— Do this —
Pick out each line below containing "search".

Data excerpts:
· · · · ·

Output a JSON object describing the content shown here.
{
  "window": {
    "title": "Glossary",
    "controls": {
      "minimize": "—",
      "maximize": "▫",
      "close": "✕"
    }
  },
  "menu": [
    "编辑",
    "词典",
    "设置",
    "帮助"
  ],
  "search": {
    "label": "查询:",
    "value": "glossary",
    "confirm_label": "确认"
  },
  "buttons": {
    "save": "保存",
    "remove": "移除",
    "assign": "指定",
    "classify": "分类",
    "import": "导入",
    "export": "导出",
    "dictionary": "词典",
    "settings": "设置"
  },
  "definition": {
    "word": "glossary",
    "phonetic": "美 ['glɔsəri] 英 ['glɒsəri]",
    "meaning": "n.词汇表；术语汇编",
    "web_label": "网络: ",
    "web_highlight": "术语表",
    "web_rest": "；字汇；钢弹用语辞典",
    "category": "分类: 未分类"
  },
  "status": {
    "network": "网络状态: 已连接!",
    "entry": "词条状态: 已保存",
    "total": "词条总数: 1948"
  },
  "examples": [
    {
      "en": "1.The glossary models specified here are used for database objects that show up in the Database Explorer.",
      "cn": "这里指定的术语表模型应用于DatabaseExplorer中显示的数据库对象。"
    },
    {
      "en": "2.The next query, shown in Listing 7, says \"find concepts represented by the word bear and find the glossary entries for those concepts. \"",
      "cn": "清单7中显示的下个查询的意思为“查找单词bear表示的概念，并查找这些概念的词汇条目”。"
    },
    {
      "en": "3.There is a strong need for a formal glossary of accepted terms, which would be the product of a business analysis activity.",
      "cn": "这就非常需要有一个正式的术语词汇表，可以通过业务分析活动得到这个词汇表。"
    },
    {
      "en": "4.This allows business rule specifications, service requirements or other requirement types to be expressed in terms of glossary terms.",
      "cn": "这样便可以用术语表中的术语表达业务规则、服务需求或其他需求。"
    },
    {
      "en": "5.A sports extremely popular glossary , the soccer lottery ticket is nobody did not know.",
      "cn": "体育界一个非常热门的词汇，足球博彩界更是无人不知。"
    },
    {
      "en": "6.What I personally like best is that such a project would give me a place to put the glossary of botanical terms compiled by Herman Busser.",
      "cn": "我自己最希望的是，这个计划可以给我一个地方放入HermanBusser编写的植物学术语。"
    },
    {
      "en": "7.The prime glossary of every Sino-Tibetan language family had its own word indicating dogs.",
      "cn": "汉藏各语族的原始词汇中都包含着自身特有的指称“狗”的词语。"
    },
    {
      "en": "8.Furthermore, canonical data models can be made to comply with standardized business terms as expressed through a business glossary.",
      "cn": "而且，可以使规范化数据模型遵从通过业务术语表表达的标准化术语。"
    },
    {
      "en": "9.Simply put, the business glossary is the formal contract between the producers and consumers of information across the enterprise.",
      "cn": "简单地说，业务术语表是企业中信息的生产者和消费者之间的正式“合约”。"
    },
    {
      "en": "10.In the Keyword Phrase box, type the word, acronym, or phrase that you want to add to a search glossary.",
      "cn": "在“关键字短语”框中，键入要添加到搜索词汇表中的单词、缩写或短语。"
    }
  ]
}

· · · · ·

— Answer to this exercise —
  "search": {
      "en": "10.In the Keyword Phrase box, type the word, acronym, or phrase that you want to add to a search glossary.",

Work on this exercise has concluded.